WRITTEN TASK 1
In the rows further down, find the stretch from the line containing "tab-insert[interactable]: Insert xyxy=(106,100,152,122)" through the line containing "recording-label: Recording... xyxy=(66,17,137,33)", and set those lines down verbatim, both ends included.

PROVIDED TEXT
If we check the model parameters, we see that this module has weights and bias already built in and initializes them randomly:

model = LinearRegressionModel()
model, model.state_dict()
# (LinearRegressionModel(
#    (linear_layer): Linear(in_features=1, out_features=1, bias=True)
#  ),
#  OrderedDict([('linear_layer.weight', tensor([[-0.1230]])),
#               ('linear_layer.bias', tensor([0.7478]))]))

Remember that the true values for weight and bias were 0.8 and 0.2, respectively. The random values are pretty far off, it’s not surprising the predictions are bad.

To train our model, we need to define the loss function and the optimizer. We use the L1Loss which corresponds to the mean absolute error (MAE). As an optimizer, we use stochastic gradient descent (SGD) with a learning rate of 0.01. This value is usually a good starting point.

# create loss function
loss_fn = nn.L1Loss()

# define optimizer
optimizer = torch.optim.SGD(params=model.parameters(), lr=0.01)

Finally, we need to the define the training loop. In PyTorch, this involves the following steps:

  1. Forward pass - You pass the input data to the model and get the output. This is done by simply calling the model object with the input as an argument, e.g. model = model(input). Internally, this executes the forward() function
  2. Calculate the loss - You calculate the loss (or error) between the output and the target (or label) using a loss function, e.g., loss = criterion(output, target). PyTorch provides various loss functions in the torch.nn module.
  3. Zero the gradients - You set the gradients of all the model parameters to zero before the backward pass. This is because PyTorch accumulates gradients by default, so you need to clear them before each iteration. This is done by calling model.zero_grad() or optimizer.zero_grad(), where optimizer is an instance of a PyTorch optimizer class that updates the model parameters based on the gradients.
  4. Backpropagate the loss - You compute the gradients of all the model parameters with respect to the loss by calling loss.backward(). This uses automatic differentiation to efficiently calculate the gradients.
  5. Update the gradients - You update the model parameters using an optimization algorithm, such as stochastic gradient descent (SGD), Adam, etc. PyTorch provides various optimizers in the torch.optim module that implement different optimization algorithms. You need to create an optimizer object and pass it the model parameters and other hyperparameters, such as learning rate, weight decay, etc. Then you call optimizer.step() to update the parameters based on the gradients.

WRITTEN TASK 2
From the text on training a PyTorch linear regression model, extract the stretch from "model, model.state_dict()" through "good starting point." word for word.

DATASET RECORDS

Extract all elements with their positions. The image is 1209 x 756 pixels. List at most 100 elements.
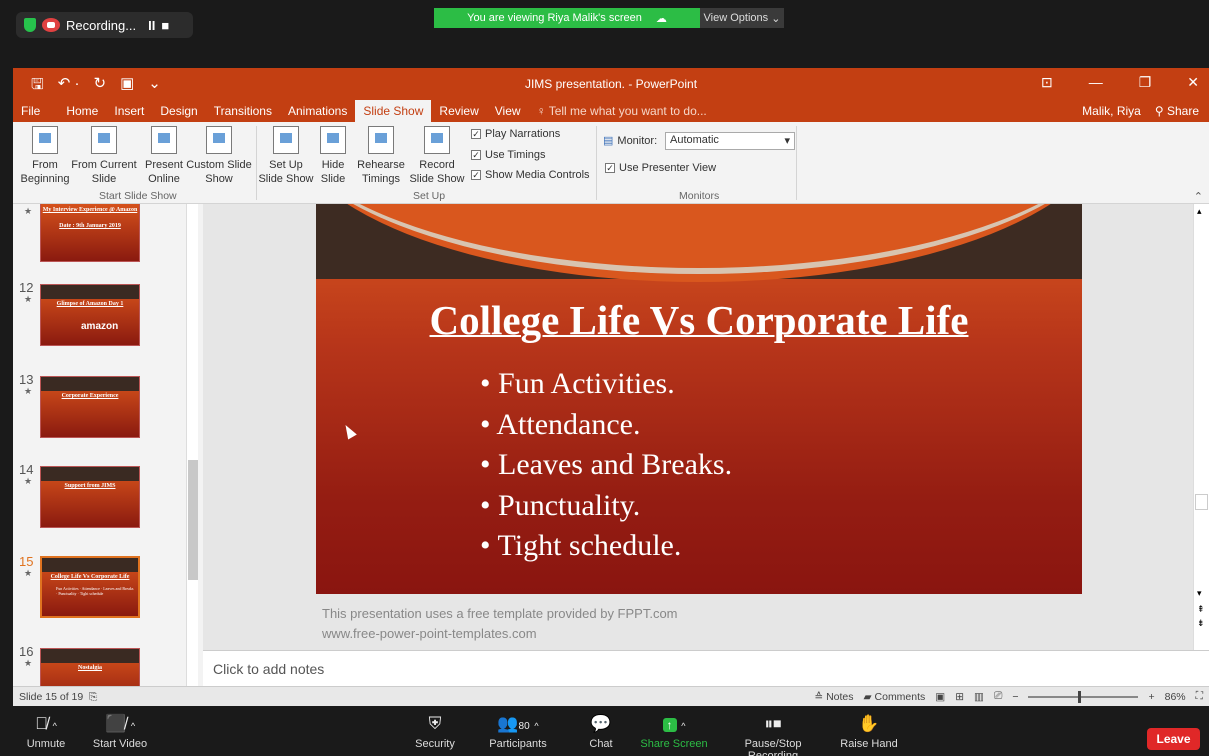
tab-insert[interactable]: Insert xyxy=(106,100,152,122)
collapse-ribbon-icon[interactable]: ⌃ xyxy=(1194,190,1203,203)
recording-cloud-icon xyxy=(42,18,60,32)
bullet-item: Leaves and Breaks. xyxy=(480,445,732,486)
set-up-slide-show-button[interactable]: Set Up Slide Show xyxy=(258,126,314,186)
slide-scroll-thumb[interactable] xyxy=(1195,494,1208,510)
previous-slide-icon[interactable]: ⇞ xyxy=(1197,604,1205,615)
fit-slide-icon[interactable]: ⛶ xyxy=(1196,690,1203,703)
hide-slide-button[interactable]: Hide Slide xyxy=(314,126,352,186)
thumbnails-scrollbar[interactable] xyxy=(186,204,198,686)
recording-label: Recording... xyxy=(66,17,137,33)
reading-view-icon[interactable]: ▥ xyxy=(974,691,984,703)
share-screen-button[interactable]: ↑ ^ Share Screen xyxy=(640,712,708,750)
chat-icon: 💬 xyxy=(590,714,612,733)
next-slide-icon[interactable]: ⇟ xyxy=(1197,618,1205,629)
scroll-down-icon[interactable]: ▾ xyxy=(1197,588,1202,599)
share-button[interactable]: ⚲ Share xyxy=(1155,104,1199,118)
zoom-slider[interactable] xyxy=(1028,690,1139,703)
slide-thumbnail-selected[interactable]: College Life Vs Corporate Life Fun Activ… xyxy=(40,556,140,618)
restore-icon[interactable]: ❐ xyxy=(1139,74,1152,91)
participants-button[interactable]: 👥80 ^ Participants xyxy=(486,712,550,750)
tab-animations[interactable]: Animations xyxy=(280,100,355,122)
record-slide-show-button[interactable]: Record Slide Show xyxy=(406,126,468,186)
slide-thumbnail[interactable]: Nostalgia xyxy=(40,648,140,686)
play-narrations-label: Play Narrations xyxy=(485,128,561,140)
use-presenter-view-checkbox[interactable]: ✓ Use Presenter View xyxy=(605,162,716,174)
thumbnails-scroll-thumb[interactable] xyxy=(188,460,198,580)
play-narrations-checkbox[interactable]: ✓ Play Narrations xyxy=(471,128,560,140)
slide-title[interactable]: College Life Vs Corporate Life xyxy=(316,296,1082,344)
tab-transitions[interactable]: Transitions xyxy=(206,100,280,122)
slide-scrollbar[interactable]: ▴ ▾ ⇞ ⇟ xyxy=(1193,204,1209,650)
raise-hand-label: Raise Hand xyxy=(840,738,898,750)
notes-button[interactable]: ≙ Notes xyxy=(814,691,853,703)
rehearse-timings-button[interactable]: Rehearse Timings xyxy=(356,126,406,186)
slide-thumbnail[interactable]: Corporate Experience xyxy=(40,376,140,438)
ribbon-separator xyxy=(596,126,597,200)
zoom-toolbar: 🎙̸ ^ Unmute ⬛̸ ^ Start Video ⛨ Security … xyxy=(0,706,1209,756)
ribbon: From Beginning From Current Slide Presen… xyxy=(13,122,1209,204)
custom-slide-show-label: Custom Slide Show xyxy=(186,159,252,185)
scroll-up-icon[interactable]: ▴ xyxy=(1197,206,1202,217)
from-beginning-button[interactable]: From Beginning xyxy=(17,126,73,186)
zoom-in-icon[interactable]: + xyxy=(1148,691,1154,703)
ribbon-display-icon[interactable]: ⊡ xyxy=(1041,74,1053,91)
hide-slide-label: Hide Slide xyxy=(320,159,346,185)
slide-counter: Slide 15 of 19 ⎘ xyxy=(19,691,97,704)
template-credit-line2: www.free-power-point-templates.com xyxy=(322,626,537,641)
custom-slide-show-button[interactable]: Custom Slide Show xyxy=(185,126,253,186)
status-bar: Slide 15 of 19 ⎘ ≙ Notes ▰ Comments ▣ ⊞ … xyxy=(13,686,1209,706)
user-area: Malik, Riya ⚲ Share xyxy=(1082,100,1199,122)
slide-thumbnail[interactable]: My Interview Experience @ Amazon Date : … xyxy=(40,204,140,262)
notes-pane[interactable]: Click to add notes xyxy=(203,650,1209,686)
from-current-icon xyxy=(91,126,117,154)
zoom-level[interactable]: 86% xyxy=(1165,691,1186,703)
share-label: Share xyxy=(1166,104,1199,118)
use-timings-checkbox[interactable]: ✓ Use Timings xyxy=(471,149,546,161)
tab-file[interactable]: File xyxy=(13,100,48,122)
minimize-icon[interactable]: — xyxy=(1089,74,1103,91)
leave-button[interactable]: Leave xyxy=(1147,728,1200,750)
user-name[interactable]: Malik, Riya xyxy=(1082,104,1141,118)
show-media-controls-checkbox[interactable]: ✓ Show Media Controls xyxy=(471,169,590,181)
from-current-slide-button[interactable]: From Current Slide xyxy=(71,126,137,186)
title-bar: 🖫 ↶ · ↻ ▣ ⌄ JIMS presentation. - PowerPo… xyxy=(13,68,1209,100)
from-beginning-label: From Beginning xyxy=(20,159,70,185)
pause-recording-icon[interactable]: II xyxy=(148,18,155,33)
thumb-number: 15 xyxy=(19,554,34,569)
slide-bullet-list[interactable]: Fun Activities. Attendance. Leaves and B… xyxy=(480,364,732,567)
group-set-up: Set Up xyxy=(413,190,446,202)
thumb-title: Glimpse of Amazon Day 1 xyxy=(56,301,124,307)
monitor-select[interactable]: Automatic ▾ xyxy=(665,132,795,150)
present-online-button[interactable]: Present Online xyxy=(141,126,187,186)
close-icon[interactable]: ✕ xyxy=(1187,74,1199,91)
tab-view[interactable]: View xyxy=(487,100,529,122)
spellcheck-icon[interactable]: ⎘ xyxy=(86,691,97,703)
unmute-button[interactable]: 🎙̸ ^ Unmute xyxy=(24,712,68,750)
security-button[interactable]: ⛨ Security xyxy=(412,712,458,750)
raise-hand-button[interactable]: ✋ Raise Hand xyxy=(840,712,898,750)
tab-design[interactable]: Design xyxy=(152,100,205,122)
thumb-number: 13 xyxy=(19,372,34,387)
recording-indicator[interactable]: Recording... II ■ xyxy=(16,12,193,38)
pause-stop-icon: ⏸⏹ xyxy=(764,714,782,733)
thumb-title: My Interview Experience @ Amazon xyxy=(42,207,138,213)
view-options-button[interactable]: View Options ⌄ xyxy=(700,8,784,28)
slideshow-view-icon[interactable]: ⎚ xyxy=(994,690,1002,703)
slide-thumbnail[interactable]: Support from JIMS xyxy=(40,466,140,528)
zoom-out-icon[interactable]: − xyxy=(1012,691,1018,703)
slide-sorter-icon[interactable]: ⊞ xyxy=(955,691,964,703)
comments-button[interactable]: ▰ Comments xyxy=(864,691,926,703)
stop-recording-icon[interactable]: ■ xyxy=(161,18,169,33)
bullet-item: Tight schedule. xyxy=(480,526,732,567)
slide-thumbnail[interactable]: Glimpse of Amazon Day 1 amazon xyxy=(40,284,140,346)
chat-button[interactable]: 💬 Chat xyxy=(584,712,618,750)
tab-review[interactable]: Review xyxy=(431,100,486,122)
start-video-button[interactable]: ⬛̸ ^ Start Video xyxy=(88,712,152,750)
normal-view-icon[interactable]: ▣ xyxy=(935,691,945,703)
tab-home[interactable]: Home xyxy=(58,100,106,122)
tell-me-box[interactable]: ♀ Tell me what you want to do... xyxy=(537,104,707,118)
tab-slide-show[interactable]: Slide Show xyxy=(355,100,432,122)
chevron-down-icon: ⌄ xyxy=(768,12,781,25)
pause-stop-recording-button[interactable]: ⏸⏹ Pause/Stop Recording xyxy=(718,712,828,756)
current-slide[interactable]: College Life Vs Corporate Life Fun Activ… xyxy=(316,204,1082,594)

CORRECT OUTPUT 1
tab-insert[interactable]: Insert xyxy=(106,100,152,122)
collapse-ribbon-icon[interactable]: ⌃ xyxy=(1194,190,1203,203)
recording-cloud-icon xyxy=(42,18,60,32)
bullet-item: Leaves and Breaks. xyxy=(480,445,732,486)
set-up-slide-show-button[interactable]: Set Up Slide Show xyxy=(258,126,314,186)
slide-scroll-thumb[interactable] xyxy=(1195,494,1208,510)
previous-slide-icon[interactable]: ⇞ xyxy=(1197,604,1205,615)
fit-slide-icon[interactable]: ⛶ xyxy=(1196,690,1203,703)
hide-slide-button[interactable]: Hide Slide xyxy=(314,126,352,186)
thumbnails-scrollbar[interactable] xyxy=(186,204,198,686)
recording-label: Recording... xyxy=(66,17,137,33)

CORRECT OUTPUT 2
model, model.state_dict()
# (LinearRegressionModel(
#    (linear_layer): Linear(in_features=1, out_features=1, bias=True)
#  ),
#  OrderedDict([('linear_layer.weight', tensor([[-0.1230]])),
#               ('linear_layer.bias', tensor([0.7478]))]))

Remember that the true values for weight and bias were 0.8 and 0.2, respectively. The random values are pretty far off, it’s not surprising the predictions are bad.

To train our model, we need to define the loss function and the optimizer. We use the L1Loss which corresponds to the mean absolute error (MAE). As an optimizer, we use stochastic gradient descent (SGD) with a learning rate of 0.01. This value is usually a good starting point.